● Problem description: Please restate the text about Jim Kenney's new political action committee from "The mayor of" up to and including "political action committee.", renaming "Keystone State" to "Commonwealth".

The mayor of Pennsylvania’s largest city is aiming to assist progressive Democrats throughout the Keystone State with the launch of a new political action committee. 

First reported by the Philadelphia Inquirer on June 23, Philadelphia Mayor Jim Kenney has launched the “Kenney PAC” in an effort to boost progressive candidates in the upcoming legislative races in Pennsylvania, further fanning the flames on a possible 2022 gubernatorial bid

“I’ve formed a new political action committee called Kenney PAC – which will help progressive candidates in the upcoming legislative races in Pennsylvania defeat extremist pro-Trump Republicans who are inspired and driven by the hatred and division emanating from the current occupant of the White House,” Kenney wrote in an email to supporters. “We in the progressive movement must galvanize our resources and focus on the enemies of equity and progress — and defeat them at the polls in the upcoming November election.”

Kenney described the goal of the PAC is to elect “like-minded progressive candidates” throughout the state and said he will continue to reach out about how they must “confront the forces of Donald Trump” in the upcoming election, coupled with enacting a “Peoples-First” reform agenda.

● Data provided:

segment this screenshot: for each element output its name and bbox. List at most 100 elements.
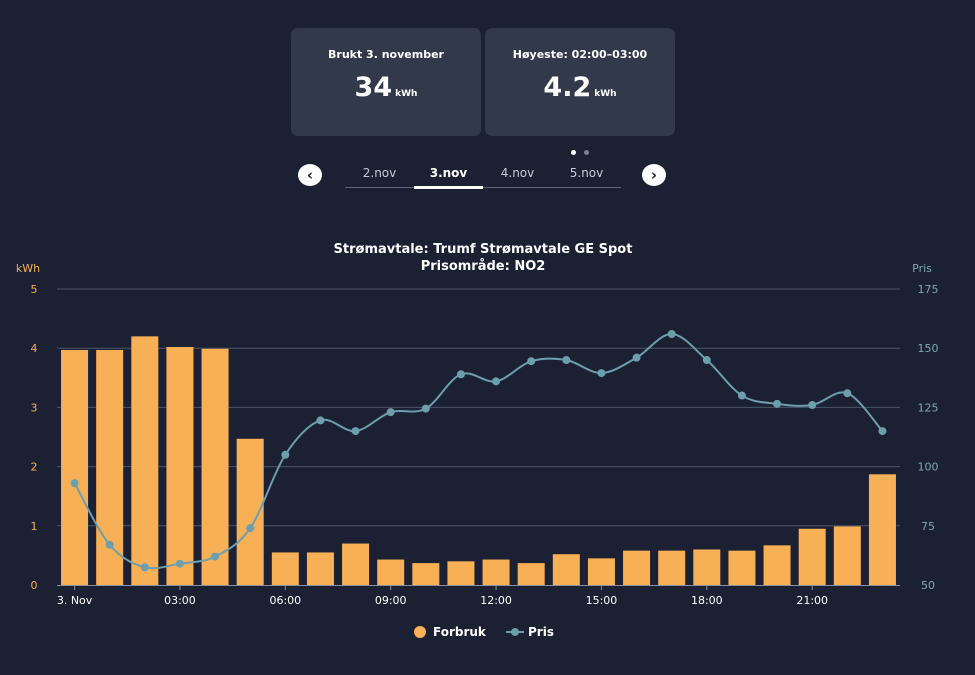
price-point xyxy=(878,427,887,436)
price-point xyxy=(105,540,114,549)
price-point xyxy=(737,391,746,400)
x-axis-tick-label: 15:00 xyxy=(586,594,618,607)
tab-5-nov[interactable]: 5.nov xyxy=(569,166,604,180)
price-point xyxy=(351,427,360,436)
bar xyxy=(166,347,194,585)
x-axis-tick-label: 09:00 xyxy=(375,594,407,607)
left-axis-title: kWh xyxy=(16,262,40,275)
price-point xyxy=(492,377,501,386)
date-tabs: 2.nov 3.nov 4.nov 5.nov xyxy=(345,160,621,189)
bar xyxy=(517,563,545,585)
price-point xyxy=(456,370,465,379)
price-point xyxy=(246,524,255,533)
peak-card: Høyeste: 02:00–03:00 4.2 kWh xyxy=(485,28,675,155)
line-series-pris xyxy=(70,329,887,572)
bar xyxy=(798,528,826,585)
right-axis-tick-label: 75 xyxy=(921,520,935,533)
price-point xyxy=(597,369,606,378)
x-axis-tick-label: 12:00 xyxy=(480,594,512,607)
price-point xyxy=(140,563,149,572)
left-axis-tick-label: 2 xyxy=(31,461,38,474)
price-point xyxy=(211,552,220,561)
x-axis-tick-label: 06:00 xyxy=(269,594,301,607)
bar xyxy=(271,552,299,585)
peak-value: 4.2 xyxy=(543,72,592,103)
consumption-unit: kWh xyxy=(395,89,418,99)
peak-card-title: Høyeste: 02:00–03:00 xyxy=(512,48,648,61)
bar xyxy=(412,563,440,585)
bar xyxy=(833,526,861,585)
price-point xyxy=(316,416,325,425)
right-axis-title: Pris xyxy=(912,262,932,275)
bar xyxy=(482,559,510,585)
bar xyxy=(342,543,370,585)
tab-4-nov[interactable]: 4.nov xyxy=(500,166,535,180)
bar xyxy=(693,549,721,585)
left-axis-tick-label: 5 xyxy=(31,283,38,296)
consumption-value: 34 xyxy=(354,72,393,103)
chevron-right-icon: › xyxy=(650,165,658,184)
bar xyxy=(377,559,405,585)
right-axis-tick-label: 125 xyxy=(918,401,939,414)
prev-day-button[interactable]: ‹ xyxy=(298,164,322,186)
price-point xyxy=(70,479,79,488)
legend-marker-forbruk xyxy=(414,626,426,638)
left-axis-tick-label: 1 xyxy=(31,520,38,533)
price-point xyxy=(667,329,676,338)
consumption-card-value-row: 34 kWh xyxy=(291,72,481,103)
price-point xyxy=(843,389,852,398)
price-point xyxy=(702,356,711,365)
chart-axes: 0 1 2 3 4 5 50 75 100 125 150 175 3. Nov 03:00 06:00 09… xyxy=(31,283,939,607)
left-axis-tick-label: 3 xyxy=(31,401,38,414)
price-point xyxy=(632,353,641,362)
bar xyxy=(728,550,756,585)
x-axis-tick-label: 21:00 xyxy=(796,594,828,607)
tab-3-nov[interactable]: 3.nov xyxy=(414,160,483,189)
price-point xyxy=(281,450,290,459)
legend-label-pris: Pris xyxy=(528,625,554,639)
price-point xyxy=(808,401,817,410)
carousel-dot[interactable] xyxy=(571,150,576,155)
right-axis-tick-label: 100 xyxy=(918,461,939,474)
price-line xyxy=(73,332,884,570)
next-day-button[interactable]: › xyxy=(642,164,666,186)
bar xyxy=(552,554,580,585)
bar xyxy=(658,550,686,585)
x-axis-tick-label: 18:00 xyxy=(691,594,723,607)
chart-legend: Forbruk Pris xyxy=(414,625,554,639)
peak-unit: kWh xyxy=(594,89,617,99)
carousel-dot[interactable] xyxy=(584,150,589,155)
right-axis-tick-label: 150 xyxy=(918,342,939,355)
chevron-left-icon: ‹ xyxy=(306,165,314,184)
x-axis-tick-label: 03:00 xyxy=(164,594,196,607)
legend-marker-pris xyxy=(511,628,519,636)
x-axis-tick-label: 3. Nov xyxy=(57,594,93,607)
peak-card-value-row: 4.2 kWh xyxy=(485,72,675,103)
right-axis-tick-label: 50 xyxy=(921,579,935,592)
price-point xyxy=(562,356,571,365)
left-axis-tick-label: 4 xyxy=(31,342,38,355)
price-point xyxy=(175,559,184,568)
bar xyxy=(763,545,791,585)
carousel-dots xyxy=(485,150,675,155)
bar xyxy=(868,474,896,585)
price-point xyxy=(527,357,536,366)
consumption-card-title: Brukt 3. november xyxy=(328,48,444,61)
price-point xyxy=(773,399,782,408)
left-axis-tick-label: 0 xyxy=(31,579,38,592)
bar xyxy=(201,348,229,585)
price-point xyxy=(421,404,430,413)
bar-series-forbruk xyxy=(61,336,896,585)
consumption-card: Brukt 3. november 34 kWh xyxy=(291,28,481,136)
bar xyxy=(131,336,159,585)
right-axis-tick-label: 175 xyxy=(918,283,939,296)
bar xyxy=(61,349,89,585)
legend-label-forbruk: Forbruk xyxy=(433,625,487,639)
bar xyxy=(623,550,651,585)
bar xyxy=(96,349,124,585)
bar xyxy=(447,561,475,585)
bar xyxy=(306,552,334,585)
tab-2-nov[interactable]: 2.nov xyxy=(362,166,397,180)
chart-title: Strømavtale: Trumf Strømavtale GE Spot xyxy=(334,242,633,257)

● Task answer:
The mayor of Pennsylvania’s largest city is aiming to assist progressive Democrats throughout the Commonwealth with the launch of a new political action committee.